-- Stored records --

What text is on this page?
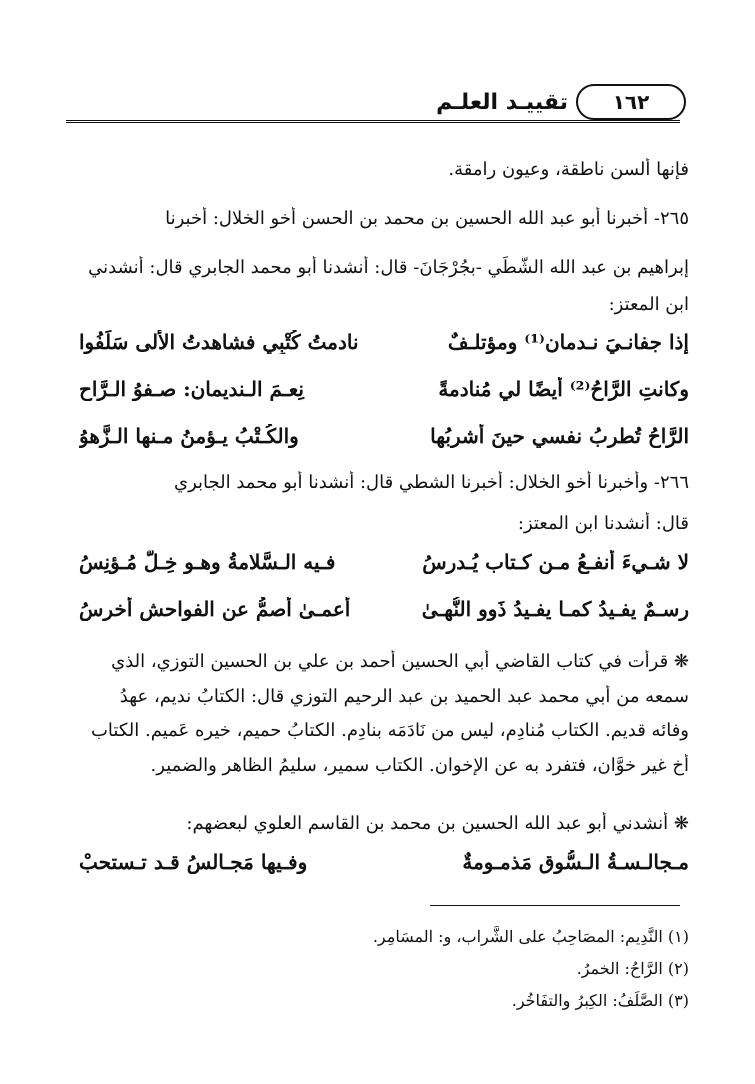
١٦٢
تقييـد العلـم
فإنها ألسن ناطقة، وعيون رامقة.
٢٦٥- أخبرنا أبو عبد الله الحسين بن محمد بن الحسن أخو الخلال: أخبرنا
إبراهيم بن عبد الله الشَّطِّي -بجُرْجَانَ- قال: أنشدنا أبو محمد الجابري قال: أنشدني
ابن المعتز:
إذا جفانـيَ نـدمان⁽¹⁾ ومؤتلـفٌ
نادمتُ كُتْبِي فشاهدتُ الأُلى سَلَفُوا
وكانتِ الرَّاحُ⁽²⁾ أيضًا لي مُنادمةً
نِعـمَ الـنديمان: صـفوُ الـرَّاحِ
الرَّاحُ تُطربُ نفسي حينَ أشربُها
والكُـتْبُ يـؤمنُ مـنها الـزَّهوُ
٢٦٦- وأخبرنا أخو الخلال: أخبرنا الشطي قال: أنشدنا أبو محمد الجابري
قال: أنشدنا ابن المعتز:
لا شـيءَ أنفـعُ مـن كـتاب يُـدرسُ
فـيه الـسَّلامةُ وهـو خِـلٌّ مُـؤنِسُ
رسـمٌ يفـيدُ كمـا يفـيدُ ذَوو النُّهـىٰ
أعمـىٰ أصمُّ عنِ الفواحشِ أخرسُ
❋ قرأت في كتاب القاضي أبي الحسين أحمد بن علي بن الحسين التوزي، الذي
سمعه من أبي محمد عبد الحميد بن عبد الرحيم التوزي قال: الكتابُ نديم، عهدُ
وفائه قديم. الكتاب مُنادِم، ليس من نَادَمَه بنادِم. الكتابُ حميم، خيره عَميم. الكتاب
أخ غير خوَّان، فتفرد به عن الإخوان. الكتاب سمير، سليمُ الظاهر والضمير.
❋ أنشدني أبو عبد الله الحسين بن محمد بن القاسم العلوي لبعضهم:
مـجالـسـةُ الـسُّوق مَذمـومةٌ
وفـيها مَجـالسُ قـد تـستحبْ
(١) النَّدِيم: المصَاحِبُ على الشَّراب، و: المسَامِر.
(٢) الرَّاحُ: الخمرُ.
(٣) الصَّلَفُ: الكِبرُ والتفَاخُر.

-- Exercise directions --
Return all of the entries word for word, but omit the pictures.

-- Task answer --
What text is on this page?
١٦٢
تقييـد العلـم
فإنها ألسن ناطقة، وعيون رامقة.
٢٦٥- أخبرنا أبو عبد الله الحسين بن محمد بن الحسن أخو الخلال: أخبرنا
إبراهيم بن عبد الله الشَّطِّي -بجُرْجَانَ- قال: أنشدنا أبو محمد الجابري قال: أنشدني
ابن المعتز:
إذا جفانـيَ نـدمان⁽¹⁾ ومؤتلـفٌ
نادمتُ كُتْبِي فشاهدتُ الأُلى سَلَفُوا
وكانتِ الرَّاحُ⁽²⁾ أيضًا لي مُنادمةً
نِعـمَ الـنديمان: صـفوُ الـرَّاحِ
الرَّاحُ تُطربُ نفسي حينَ أشربُها
والكُـتْبُ يـؤمنُ مـنها الـزَّهوُ
٢٦٦- وأخبرنا أخو الخلال: أخبرنا الشطي قال: أنشدنا أبو محمد الجابري
قال: أنشدنا ابن المعتز:
لا شـيءَ أنفـعُ مـن كـتاب يُـدرسُ
فـيه الـسَّلامةُ وهـو خِـلٌّ مُـؤنِسُ
رسـمٌ يفـيدُ كمـا يفـيدُ ذَوو النُّهـىٰ
أعمـىٰ أصمُّ عنِ الفواحشِ أخرسُ
❋ قرأت في كتاب القاضي أبي الحسين أحمد بن علي بن الحسين التوزي، الذي
سمعه من أبي محمد عبد الحميد بن عبد الرحيم التوزي قال: الكتابُ نديم، عهدُ
وفائه قديم. الكتاب مُنادِم، ليس من نَادَمَه بنادِم. الكتابُ حميم، خيره عَميم. الكتاب
أخ غير خوَّان، فتفرد به عن الإخوان. الكتاب سمير، سليمُ الظاهر والضمير.
❋ أنشدني أبو عبد الله الحسين بن محمد بن القاسم العلوي لبعضهم:
مـجالـسـةُ الـسُّوق مَذمـومةٌ
وفـيها مَجـالسُ قـد تـستحبْ
(١) النَّدِيم: المصَاحِبُ على الشَّراب، و: المسَامِر.
(٢) الرَّاحُ: الخمرُ.
(٣) الصَّلَفُ: الكِبرُ والتفَاخُر.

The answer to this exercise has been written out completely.